- [Data entries]:
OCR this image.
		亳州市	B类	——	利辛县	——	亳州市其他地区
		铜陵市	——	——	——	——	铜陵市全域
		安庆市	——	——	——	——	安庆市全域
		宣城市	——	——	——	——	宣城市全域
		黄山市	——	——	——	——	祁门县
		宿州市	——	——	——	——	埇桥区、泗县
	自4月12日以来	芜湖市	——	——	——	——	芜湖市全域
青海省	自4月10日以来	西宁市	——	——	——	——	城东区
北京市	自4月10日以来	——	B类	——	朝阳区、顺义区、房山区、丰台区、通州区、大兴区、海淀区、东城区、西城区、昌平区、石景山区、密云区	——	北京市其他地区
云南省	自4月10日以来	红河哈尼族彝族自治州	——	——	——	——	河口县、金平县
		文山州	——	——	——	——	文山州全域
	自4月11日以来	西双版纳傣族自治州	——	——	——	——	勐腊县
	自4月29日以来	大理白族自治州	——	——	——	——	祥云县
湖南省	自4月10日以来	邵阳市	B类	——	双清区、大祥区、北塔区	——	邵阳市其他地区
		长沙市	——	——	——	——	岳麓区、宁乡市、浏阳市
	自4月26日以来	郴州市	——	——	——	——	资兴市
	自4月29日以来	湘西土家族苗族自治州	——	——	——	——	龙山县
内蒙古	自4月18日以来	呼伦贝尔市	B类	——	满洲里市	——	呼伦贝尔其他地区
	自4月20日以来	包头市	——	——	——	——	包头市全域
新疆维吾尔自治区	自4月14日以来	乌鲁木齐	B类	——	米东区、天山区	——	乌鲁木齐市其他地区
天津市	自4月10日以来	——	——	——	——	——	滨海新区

- [Task objective]:
All records above must be set down exactly, please.

- [The answer]:
OCR this image.
		亳州市	B类	——	利辛县	——	亳州市其他地区
		铜陵市	——	——	——	——	铜陵市全域
		安庆市	——	——	——	——	安庆市全域
		宣城市	——	——	——	——	宣城市全域
		黄山市	——	——	——	——	祁门县
		宿州市	——	——	——	——	埇桥区、泗县
	自4月12日以来	芜湖市	——	——	——	——	芜湖市全域
青海省	自4月10日以来	西宁市	——	——	——	——	城东区
北京市	自4月10日以来	——	B类	——	朝阳区、顺义区、房山区、丰台区、通州区、大兴区、海淀区、东城区、西城区、昌平区、石景山区、密云区	——	北京市其他地区
云南省	自4月10日以来	红河哈尼族彝族自治州	——	——	——	——	河口县、金平县
		文山州	——	——	——	——	文山州全域
	自4月11日以来	西双版纳傣族自治州	——	——	——	——	勐腊县
	自4月29日以来	大理白族自治州	——	——	——	——	祥云县
湖南省	自4月10日以来	邵阳市	B类	——	双清区、大祥区、北塔区	——	邵阳市其他地区
		长沙市	——	——	——	——	岳麓区、宁乡市、浏阳市
	自4月26日以来	郴州市	——	——	——	——	资兴市
	自4月29日以来	湘西土家族苗族自治州	——	——	——	——	龙山县
内蒙古	自4月18日以来	呼伦贝尔市	B类	——	满洲里市	——	呼伦贝尔其他地区
	自4月20日以来	包头市	——	——	——	——	包头市全域
新疆维吾尔自治区	自4月14日以来	乌鲁木齐	B类	——	米东区、天山区	——	乌鲁木齐市其他地区
天津市	自4月10日以来	——	——	——	——	——	滨海新区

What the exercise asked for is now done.